(Source records)
>>

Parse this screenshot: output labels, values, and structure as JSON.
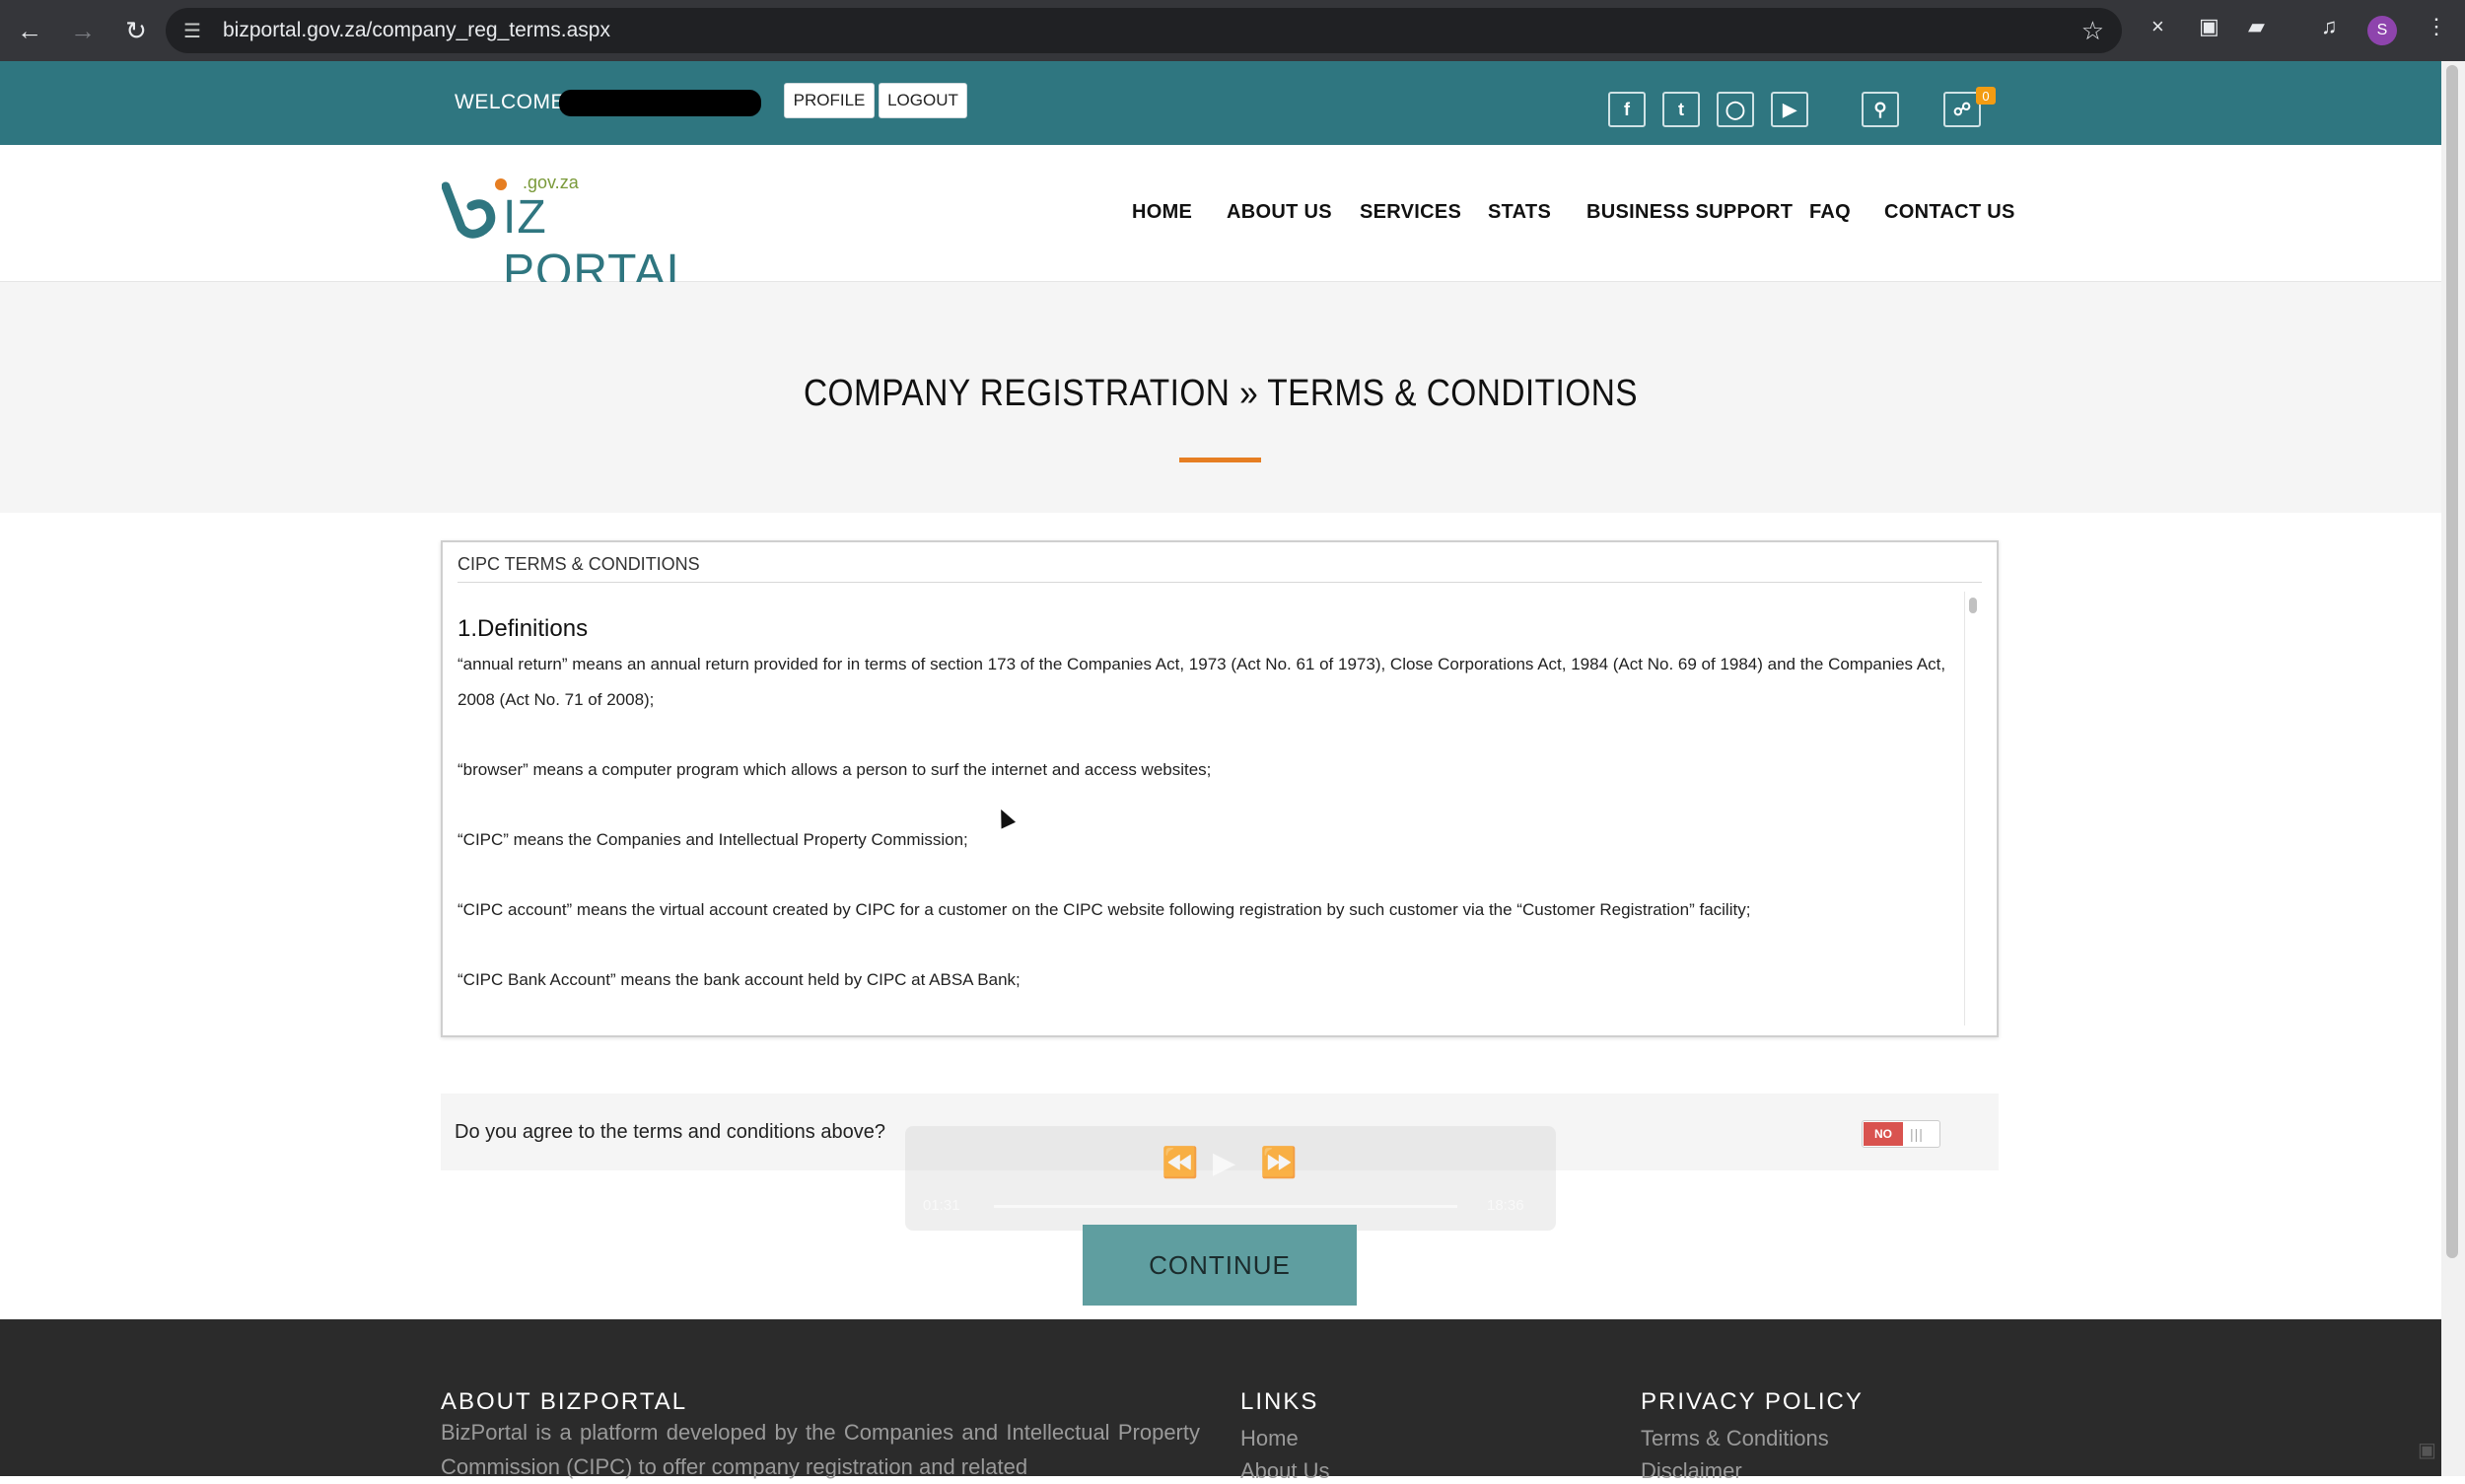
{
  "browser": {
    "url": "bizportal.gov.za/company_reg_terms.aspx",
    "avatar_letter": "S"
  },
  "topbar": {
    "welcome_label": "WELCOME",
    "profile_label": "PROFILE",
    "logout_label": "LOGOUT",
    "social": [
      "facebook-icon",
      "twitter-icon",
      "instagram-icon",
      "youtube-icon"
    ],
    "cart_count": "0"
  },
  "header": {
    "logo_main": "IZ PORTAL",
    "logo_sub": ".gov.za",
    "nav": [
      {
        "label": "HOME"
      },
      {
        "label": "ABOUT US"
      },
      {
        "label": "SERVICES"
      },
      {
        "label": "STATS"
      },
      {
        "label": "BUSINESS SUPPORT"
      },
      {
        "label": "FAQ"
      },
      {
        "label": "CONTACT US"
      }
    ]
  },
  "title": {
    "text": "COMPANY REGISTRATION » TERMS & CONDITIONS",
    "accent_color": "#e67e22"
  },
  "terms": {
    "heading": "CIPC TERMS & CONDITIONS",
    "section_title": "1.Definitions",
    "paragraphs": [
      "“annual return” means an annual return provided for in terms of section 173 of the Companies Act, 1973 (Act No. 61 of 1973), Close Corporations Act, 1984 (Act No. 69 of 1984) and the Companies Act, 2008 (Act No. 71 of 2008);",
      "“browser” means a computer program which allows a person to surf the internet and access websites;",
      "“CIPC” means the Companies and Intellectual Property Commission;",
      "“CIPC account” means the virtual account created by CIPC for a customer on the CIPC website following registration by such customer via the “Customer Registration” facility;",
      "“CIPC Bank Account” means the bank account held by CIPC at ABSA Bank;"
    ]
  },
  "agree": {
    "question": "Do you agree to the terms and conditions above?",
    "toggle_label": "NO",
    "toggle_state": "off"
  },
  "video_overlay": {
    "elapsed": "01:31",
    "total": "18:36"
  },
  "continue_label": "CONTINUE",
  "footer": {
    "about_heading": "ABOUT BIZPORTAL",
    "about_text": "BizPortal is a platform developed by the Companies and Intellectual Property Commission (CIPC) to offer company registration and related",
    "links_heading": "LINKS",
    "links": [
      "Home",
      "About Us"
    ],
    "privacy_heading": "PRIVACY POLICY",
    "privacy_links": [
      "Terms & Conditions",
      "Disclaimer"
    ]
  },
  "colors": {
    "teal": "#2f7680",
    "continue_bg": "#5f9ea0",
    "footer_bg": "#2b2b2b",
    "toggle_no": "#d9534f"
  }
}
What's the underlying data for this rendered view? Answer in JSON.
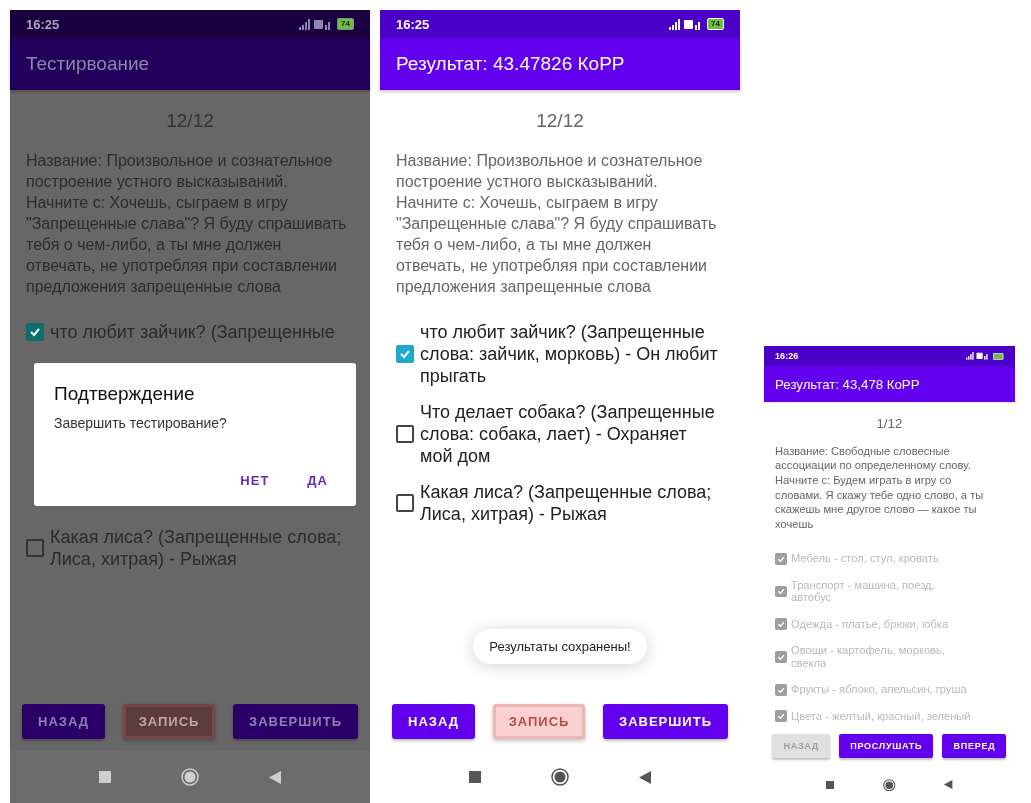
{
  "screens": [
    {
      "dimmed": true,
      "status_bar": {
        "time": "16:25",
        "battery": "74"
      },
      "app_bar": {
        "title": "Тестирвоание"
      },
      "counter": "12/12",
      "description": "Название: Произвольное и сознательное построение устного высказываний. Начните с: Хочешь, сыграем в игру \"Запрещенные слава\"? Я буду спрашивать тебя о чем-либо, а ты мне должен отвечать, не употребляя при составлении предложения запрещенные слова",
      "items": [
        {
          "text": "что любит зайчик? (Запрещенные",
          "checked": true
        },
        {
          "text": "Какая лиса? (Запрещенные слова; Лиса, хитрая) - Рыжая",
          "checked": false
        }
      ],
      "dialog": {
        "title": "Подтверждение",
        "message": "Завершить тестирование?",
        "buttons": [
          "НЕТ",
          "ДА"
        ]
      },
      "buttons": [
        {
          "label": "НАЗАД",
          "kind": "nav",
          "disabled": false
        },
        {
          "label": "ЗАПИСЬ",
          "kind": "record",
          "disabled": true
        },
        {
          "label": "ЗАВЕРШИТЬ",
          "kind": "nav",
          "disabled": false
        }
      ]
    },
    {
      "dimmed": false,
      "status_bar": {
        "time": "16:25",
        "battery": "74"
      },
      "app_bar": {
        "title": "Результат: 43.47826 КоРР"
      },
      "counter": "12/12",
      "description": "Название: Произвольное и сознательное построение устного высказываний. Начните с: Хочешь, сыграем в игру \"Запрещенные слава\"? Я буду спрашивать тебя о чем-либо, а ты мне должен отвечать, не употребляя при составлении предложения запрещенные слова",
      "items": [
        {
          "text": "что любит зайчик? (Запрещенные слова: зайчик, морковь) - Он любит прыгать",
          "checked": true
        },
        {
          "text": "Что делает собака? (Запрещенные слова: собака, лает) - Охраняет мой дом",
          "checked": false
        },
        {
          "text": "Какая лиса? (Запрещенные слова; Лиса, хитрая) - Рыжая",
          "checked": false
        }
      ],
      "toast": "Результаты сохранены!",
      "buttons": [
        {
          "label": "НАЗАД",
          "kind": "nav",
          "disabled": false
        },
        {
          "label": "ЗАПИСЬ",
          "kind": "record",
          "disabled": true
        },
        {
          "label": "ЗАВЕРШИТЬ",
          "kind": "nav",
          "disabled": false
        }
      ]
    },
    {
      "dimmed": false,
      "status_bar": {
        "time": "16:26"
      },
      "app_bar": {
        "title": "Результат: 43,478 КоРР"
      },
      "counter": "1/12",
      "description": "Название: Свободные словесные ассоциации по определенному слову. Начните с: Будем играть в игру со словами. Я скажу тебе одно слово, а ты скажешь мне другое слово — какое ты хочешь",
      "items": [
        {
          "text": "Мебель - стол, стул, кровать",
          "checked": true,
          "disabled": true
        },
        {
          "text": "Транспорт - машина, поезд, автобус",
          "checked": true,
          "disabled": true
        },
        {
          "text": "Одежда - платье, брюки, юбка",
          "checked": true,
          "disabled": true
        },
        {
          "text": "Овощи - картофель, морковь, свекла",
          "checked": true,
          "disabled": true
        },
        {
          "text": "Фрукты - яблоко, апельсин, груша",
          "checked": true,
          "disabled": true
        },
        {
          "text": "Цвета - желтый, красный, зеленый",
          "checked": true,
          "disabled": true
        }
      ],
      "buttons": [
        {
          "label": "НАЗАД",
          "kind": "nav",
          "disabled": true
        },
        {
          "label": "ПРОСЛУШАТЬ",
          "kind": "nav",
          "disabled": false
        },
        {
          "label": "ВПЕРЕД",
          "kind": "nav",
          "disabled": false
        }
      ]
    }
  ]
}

<<

- _Work to do_: Gather every line containing the word "Companies" and copy it.

- _Problem solution_:
      "“annual return” means an annual return provided for in terms of section 173 of the Companies Act, 1973 (Act No. 61 of 1973), Close Corporations Act, 1984 (Act No. 69 of 1984) and the Companies Act, 2008 (Act No. 71 of 2008);",
      "“CIPC” means the Companies and Intellectual Property Commission;",
    "about_text": "BizPortal is a platform developed by the Companies and Intellectual Property Commission (CIPC) to offer company registration and related",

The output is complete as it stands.